## Stored data entries
-*-

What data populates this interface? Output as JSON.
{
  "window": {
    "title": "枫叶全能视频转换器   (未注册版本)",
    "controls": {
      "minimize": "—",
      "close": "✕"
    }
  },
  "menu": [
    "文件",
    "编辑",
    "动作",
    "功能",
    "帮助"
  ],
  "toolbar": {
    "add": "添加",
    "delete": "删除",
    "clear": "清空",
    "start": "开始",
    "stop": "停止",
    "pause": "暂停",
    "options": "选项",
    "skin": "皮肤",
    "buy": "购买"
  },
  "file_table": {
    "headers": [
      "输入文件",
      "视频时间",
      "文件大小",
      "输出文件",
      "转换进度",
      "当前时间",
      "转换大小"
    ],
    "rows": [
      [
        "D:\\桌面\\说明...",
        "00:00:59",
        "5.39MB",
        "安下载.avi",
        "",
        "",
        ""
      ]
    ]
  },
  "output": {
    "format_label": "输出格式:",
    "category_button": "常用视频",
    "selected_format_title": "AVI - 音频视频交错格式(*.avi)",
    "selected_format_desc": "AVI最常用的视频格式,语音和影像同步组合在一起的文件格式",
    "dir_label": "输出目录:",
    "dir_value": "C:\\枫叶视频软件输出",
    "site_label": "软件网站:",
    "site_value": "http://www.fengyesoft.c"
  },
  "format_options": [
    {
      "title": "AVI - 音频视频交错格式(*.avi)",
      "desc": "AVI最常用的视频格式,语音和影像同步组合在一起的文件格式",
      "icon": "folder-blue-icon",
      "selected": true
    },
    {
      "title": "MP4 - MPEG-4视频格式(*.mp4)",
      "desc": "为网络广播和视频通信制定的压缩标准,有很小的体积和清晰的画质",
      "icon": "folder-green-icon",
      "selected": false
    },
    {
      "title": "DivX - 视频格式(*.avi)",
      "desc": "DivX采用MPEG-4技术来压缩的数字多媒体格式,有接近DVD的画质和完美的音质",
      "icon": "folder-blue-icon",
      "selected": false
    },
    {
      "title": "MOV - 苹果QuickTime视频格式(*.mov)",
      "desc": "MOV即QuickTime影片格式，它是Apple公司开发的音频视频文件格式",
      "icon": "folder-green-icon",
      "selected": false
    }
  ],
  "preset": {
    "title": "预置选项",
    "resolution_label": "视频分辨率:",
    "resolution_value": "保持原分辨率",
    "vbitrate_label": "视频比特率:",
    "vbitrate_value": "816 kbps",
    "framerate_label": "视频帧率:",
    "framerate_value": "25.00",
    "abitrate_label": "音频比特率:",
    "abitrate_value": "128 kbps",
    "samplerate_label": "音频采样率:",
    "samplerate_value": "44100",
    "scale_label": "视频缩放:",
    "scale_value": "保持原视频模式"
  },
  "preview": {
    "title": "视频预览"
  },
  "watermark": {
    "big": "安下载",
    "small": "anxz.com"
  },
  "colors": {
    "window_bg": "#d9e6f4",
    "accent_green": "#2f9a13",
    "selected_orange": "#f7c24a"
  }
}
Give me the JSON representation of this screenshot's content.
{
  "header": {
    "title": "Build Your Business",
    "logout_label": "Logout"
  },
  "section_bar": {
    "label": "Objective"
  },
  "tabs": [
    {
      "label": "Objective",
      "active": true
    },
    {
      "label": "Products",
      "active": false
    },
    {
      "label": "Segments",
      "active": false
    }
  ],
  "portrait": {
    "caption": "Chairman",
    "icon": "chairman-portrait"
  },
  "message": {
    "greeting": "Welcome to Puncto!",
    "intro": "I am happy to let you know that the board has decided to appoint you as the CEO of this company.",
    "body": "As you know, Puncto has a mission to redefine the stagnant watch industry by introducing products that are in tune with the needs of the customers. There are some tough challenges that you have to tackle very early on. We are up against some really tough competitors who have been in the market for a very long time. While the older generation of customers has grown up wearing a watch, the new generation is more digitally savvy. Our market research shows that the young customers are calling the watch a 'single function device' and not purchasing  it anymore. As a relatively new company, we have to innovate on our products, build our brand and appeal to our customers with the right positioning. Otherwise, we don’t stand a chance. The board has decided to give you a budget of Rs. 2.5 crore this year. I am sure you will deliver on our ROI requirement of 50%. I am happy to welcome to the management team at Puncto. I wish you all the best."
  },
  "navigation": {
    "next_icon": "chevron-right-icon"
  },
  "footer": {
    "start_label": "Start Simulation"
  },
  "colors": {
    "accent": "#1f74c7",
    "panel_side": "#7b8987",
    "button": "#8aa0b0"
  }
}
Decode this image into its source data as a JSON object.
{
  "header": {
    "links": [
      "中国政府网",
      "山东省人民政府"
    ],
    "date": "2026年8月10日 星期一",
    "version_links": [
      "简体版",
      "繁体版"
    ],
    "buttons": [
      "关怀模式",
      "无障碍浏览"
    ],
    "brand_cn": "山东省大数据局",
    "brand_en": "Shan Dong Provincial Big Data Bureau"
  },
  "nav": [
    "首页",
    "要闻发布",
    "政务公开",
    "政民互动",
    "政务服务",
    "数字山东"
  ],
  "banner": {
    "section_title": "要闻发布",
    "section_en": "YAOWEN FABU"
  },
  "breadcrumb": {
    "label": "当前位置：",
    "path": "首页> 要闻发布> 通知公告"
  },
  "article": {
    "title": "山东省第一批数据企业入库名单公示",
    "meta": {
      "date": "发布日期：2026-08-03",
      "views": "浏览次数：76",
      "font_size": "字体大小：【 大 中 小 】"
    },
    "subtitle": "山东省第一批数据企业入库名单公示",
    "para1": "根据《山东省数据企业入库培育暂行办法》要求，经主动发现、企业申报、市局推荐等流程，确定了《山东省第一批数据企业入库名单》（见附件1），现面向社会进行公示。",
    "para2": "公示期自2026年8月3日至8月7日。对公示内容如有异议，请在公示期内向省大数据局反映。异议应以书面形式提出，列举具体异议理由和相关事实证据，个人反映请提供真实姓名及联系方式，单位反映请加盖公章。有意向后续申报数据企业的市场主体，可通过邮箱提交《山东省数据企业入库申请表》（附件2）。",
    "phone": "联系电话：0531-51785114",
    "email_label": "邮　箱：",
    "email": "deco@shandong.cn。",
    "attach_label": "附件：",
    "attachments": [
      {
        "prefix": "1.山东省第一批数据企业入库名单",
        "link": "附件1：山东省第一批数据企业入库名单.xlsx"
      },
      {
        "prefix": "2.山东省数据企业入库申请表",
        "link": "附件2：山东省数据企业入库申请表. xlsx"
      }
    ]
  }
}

-*-

Each line above that includes "happy" should be shown.

    "intro": "I am happy to let you know that the board has decided to appoint you as the CEO of this company.",
    "body": "As you know, Puncto has a mission to redefine the stagnant watch industry by introducing products that are in tune with the needs of the customers. There are some tough challenges that you have to tackle very early on. We are up against some really tough competitors who have been in the market for a very long time. While the older generation of customers has grown up wearing a watch, the new generation is more digitally savvy. Our market research shows that the young customers are calling the watch a 'single function device' and not purchasing  it anymore. As a relatively new company, we have to innovate on our products, build our brand and appeal to our customers with the right positioning. Otherwise, we don’t stand a chance. The board has decided to give you a budget of Rs. 2.5 crore this year. I am sure you will deliver on our ROI requirement of 50%. I am happy to welcome to the management team at Puncto. I wish you all the best."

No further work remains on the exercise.